— What you are asked to do —
Copy out the entries in full and with complete accuracy; pictures are excluded.

[Records from a data source]
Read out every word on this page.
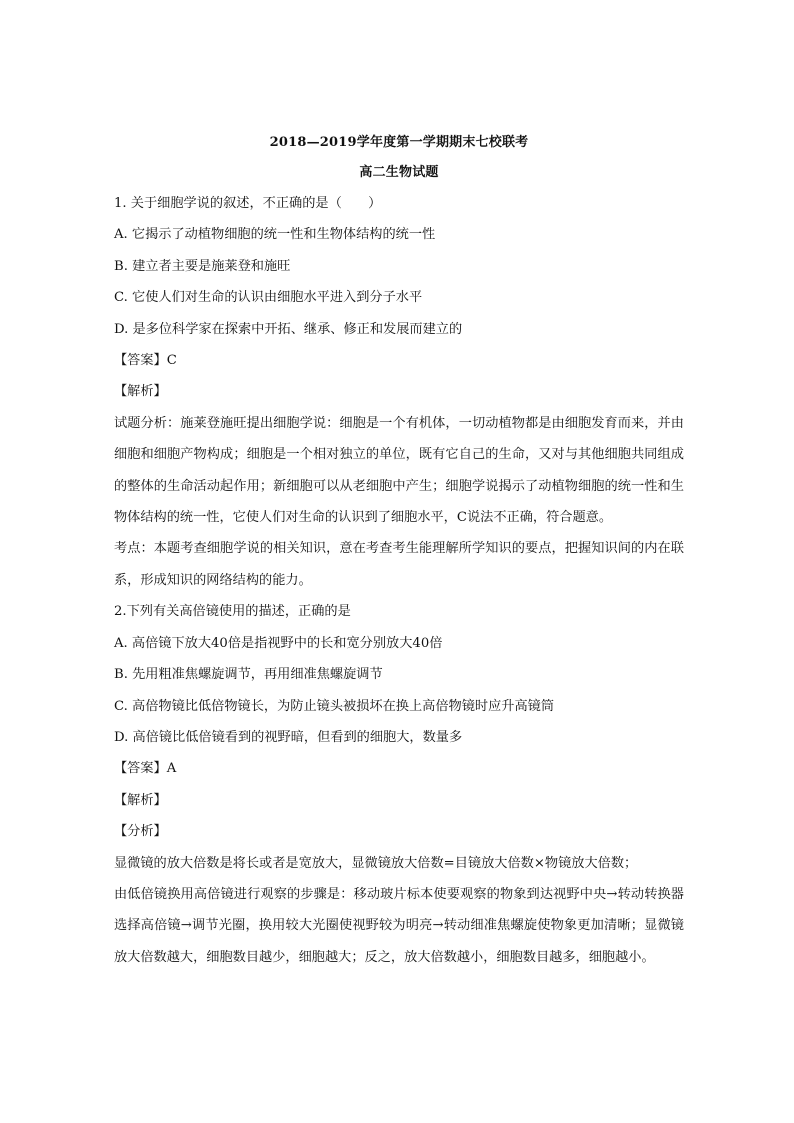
2018—2019学年度第一学期期末七校联考
高二生物试题
1. 关于细胞学说的叙述，不正确的是（　　）
A. 它揭示了动植物细胞的统一性和生物体结构的统一性
B. 建立者主要是施莱登和施旺
C. 它使人们对生命的认识由细胞水平进入到分子水平
D. 是多位科学家在探索中开拓、继承、修正和发展而建立的
【答案】C
【解析】

试题分析：施莱登施旺提出细胞学说：细胞是一个有机体，一切动植物都是由细胞发育而来，并由细胞和细胞产物构成；细胞是一个相对独立的单位，既有它自己的生命，又对与其他细胞共同组成的整体的生命活动起作用；新细胞可以从老细胞中产生；细胞学说揭示了动植物细胞的统一性和生物体结构的统一性，它使人们对生命的认识到了细胞水平，C说法不正确，符合题意。

考点：本题考查细胞学说的相关知识，意在考查考生能理解所学知识的要点，把握知识间的内在联系，形成知识的网络结构的能力。

2.下列有关高倍镜使用的描述，正确的是
A. 高倍镜下放大40倍是指视野中的长和宽分别放大40倍
B. 先用粗准焦螺旋调节，再用细准焦螺旋调节
C. 高倍物镜比低倍物镜长，为防止镜头被损坏在换上高倍物镜时应升高镜筒
D. 高倍镜比低倍镜看到的视野暗，但看到的细胞大，数量多
【答案】A
【解析】
【分析】
显微镜的放大倍数是将长或者是宽放大，显微镜放大倍数=目镜放大倍数×物镜放大倍数；

由低倍镜换用高倍镜进行观察的步骤是：移动玻片标本使要观察的物象到达视野中央→转动转换器选择高倍镜→调节光圈，换用较大光圈使视野较为明亮→转动细准焦螺旋使物象更加清晰；显微镜放大倍数越大，细胞数目越少，细胞越大；反之，放大倍数越小，细胞数目越多，细胞越小。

— Answer for this exercise —
Read out every word on this page.
2018—2019学年度第一学期期末七校联考
高二生物试题
1. 关于细胞学说的叙述，不正确的是（　　）
A. 它揭示了动植物细胞的统一性和生物体结构的统一性
B. 建立者主要是施莱登和施旺
C. 它使人们对生命的认识由细胞水平进入到分子水平
D. 是多位科学家在探索中开拓、继承、修正和发展而建立的
【答案】C
【解析】

试题分析：施莱登施旺提出细胞学说：细胞是一个有机体，一切动植物都是由细胞发育而来，并由细胞和细胞产物构成；细胞是一个相对独立的单位，既有它自己的生命，又对与其他细胞共同组成的整体的生命活动起作用；新细胞可以从老细胞中产生；细胞学说揭示了动植物细胞的统一性和生物体结构的统一性，它使人们对生命的认识到了细胞水平，C说法不正确，符合题意。

考点：本题考查细胞学说的相关知识，意在考查考生能理解所学知识的要点，把握知识间的内在联系，形成知识的网络结构的能力。

2.下列有关高倍镜使用的描述，正确的是
A. 高倍镜下放大40倍是指视野中的长和宽分别放大40倍
B. 先用粗准焦螺旋调节，再用细准焦螺旋调节
C. 高倍物镜比低倍物镜长，为防止镜头被损坏在换上高倍物镜时应升高镜筒
D. 高倍镜比低倍镜看到的视野暗，但看到的细胞大，数量多
【答案】A
【解析】
【分析】
显微镜的放大倍数是将长或者是宽放大，显微镜放大倍数=目镜放大倍数×物镜放大倍数；

由低倍镜换用高倍镜进行观察的步骤是：移动玻片标本使要观察的物象到达视野中央→转动转换器选择高倍镜→调节光圈，换用较大光圈使视野较为明亮→转动细准焦螺旋使物象更加清晰；显微镜放大倍数越大，细胞数目越少，细胞越大；反之，放大倍数越小，细胞数目越多，细胞越小。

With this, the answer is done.